What you have to do
Print each line exactly as it is given.

Input for this task
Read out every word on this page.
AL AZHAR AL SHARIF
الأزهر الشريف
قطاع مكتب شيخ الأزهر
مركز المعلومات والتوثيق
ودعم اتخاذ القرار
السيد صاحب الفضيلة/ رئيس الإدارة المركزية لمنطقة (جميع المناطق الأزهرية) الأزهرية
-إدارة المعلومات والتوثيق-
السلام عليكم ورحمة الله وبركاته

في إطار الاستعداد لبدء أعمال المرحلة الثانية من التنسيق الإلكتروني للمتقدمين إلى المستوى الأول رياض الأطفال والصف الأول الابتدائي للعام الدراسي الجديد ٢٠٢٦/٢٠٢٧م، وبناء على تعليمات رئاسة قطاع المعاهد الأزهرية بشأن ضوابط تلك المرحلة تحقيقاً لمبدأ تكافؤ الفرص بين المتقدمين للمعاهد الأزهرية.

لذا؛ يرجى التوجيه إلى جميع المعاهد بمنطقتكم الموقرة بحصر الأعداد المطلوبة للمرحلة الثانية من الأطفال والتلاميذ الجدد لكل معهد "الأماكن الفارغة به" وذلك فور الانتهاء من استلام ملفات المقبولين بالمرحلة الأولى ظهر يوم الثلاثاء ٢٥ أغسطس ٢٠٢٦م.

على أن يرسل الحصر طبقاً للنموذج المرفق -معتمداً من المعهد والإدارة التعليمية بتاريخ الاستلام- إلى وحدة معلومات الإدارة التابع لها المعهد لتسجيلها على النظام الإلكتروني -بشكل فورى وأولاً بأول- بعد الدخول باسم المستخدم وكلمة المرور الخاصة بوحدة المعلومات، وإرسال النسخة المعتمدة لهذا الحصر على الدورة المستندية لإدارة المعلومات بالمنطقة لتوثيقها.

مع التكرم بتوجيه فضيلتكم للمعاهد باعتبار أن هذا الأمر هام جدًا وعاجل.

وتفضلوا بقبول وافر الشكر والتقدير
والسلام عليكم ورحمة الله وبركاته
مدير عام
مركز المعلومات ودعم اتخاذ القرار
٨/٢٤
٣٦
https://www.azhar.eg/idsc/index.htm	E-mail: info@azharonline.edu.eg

Exercise answer
Read out every word on this page.
AL AZHAR AL SHARIF
الأزهر الشريف
قطاع مكتب شيخ الأزهر
مركز المعلومات والتوثيق
ودعم اتخاذ القرار
السيد صاحب الفضيلة/ رئيس الإدارة المركزية لمنطقة (جميع المناطق الأزهرية) الأزهرية
-إدارة المعلومات والتوثيق-
السلام عليكم ورحمة الله وبركاته

في إطار الاستعداد لبدء أعمال المرحلة الثانية من التنسيق الإلكتروني للمتقدمين إلى المستوى الأول رياض الأطفال والصف الأول الابتدائي للعام الدراسي الجديد ٢٠٢٦/٢٠٢٧م، وبناء على تعليمات رئاسة قطاع المعاهد الأزهرية بشأن ضوابط تلك المرحلة تحقيقاً لمبدأ تكافؤ الفرص بين المتقدمين للمعاهد الأزهرية.

لذا؛ يرجى التوجيه إلى جميع المعاهد بمنطقتكم الموقرة بحصر الأعداد المطلوبة للمرحلة الثانية من الأطفال والتلاميذ الجدد لكل معهد "الأماكن الفارغة به" وذلك فور الانتهاء من استلام ملفات المقبولين بالمرحلة الأولى ظهر يوم الثلاثاء ٢٥ أغسطس ٢٠٢٦م.

على أن يرسل الحصر طبقاً للنموذج المرفق -معتمداً من المعهد والإدارة التعليمية بتاريخ الاستلام- إلى وحدة معلومات الإدارة التابع لها المعهد لتسجيلها على النظام الإلكتروني -بشكل فورى وأولاً بأول- بعد الدخول باسم المستخدم وكلمة المرور الخاصة بوحدة المعلومات، وإرسال النسخة المعتمدة لهذا الحصر على الدورة المستندية لإدارة المعلومات بالمنطقة لتوثيقها.

مع التكرم بتوجيه فضيلتكم للمعاهد باعتبار أن هذا الأمر هام جدًا وعاجل.

وتفضلوا بقبول وافر الشكر والتقدير
والسلام عليكم ورحمة الله وبركاته
مدير عام
مركز المعلومات ودعم اتخاذ القرار
٨/٢٤
٣٦
https://www.azhar.eg/idsc/index.htm	E-mail: info@azharonline.edu.eg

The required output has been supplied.